→ **Direction**
Below are the records. List every line holding the word "tasks".

→ **Task inputs**
■ ■ ■

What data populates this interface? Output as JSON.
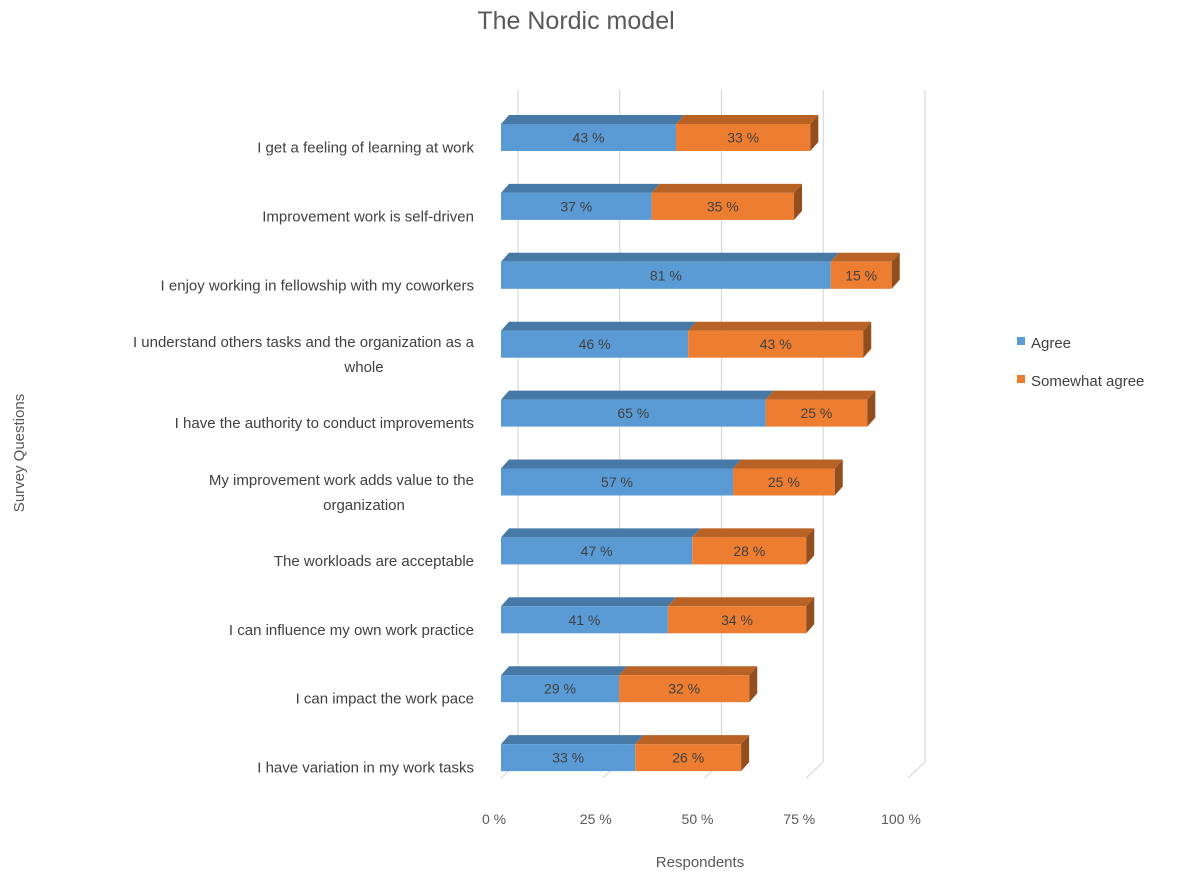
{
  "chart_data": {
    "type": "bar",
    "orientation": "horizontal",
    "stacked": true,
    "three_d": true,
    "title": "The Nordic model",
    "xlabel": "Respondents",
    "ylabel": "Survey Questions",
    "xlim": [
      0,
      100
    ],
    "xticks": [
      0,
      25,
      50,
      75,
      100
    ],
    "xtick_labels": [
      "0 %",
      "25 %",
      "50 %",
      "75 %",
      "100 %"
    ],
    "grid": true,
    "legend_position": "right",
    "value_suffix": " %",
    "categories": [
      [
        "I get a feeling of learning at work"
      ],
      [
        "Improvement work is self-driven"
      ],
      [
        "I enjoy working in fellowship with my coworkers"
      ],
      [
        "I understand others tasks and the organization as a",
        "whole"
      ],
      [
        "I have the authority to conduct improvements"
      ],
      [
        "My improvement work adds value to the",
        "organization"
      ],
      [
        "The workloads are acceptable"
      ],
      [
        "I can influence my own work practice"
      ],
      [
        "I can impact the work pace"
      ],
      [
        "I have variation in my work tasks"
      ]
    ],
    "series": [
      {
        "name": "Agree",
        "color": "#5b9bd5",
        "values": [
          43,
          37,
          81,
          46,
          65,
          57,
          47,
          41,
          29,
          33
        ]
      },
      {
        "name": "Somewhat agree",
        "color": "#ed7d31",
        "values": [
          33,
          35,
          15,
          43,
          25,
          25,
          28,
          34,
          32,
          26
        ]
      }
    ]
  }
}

■ ■ ■

→ **Final result**
        "I understand others tasks and the organization as a",
        "I have variation in my work tasks"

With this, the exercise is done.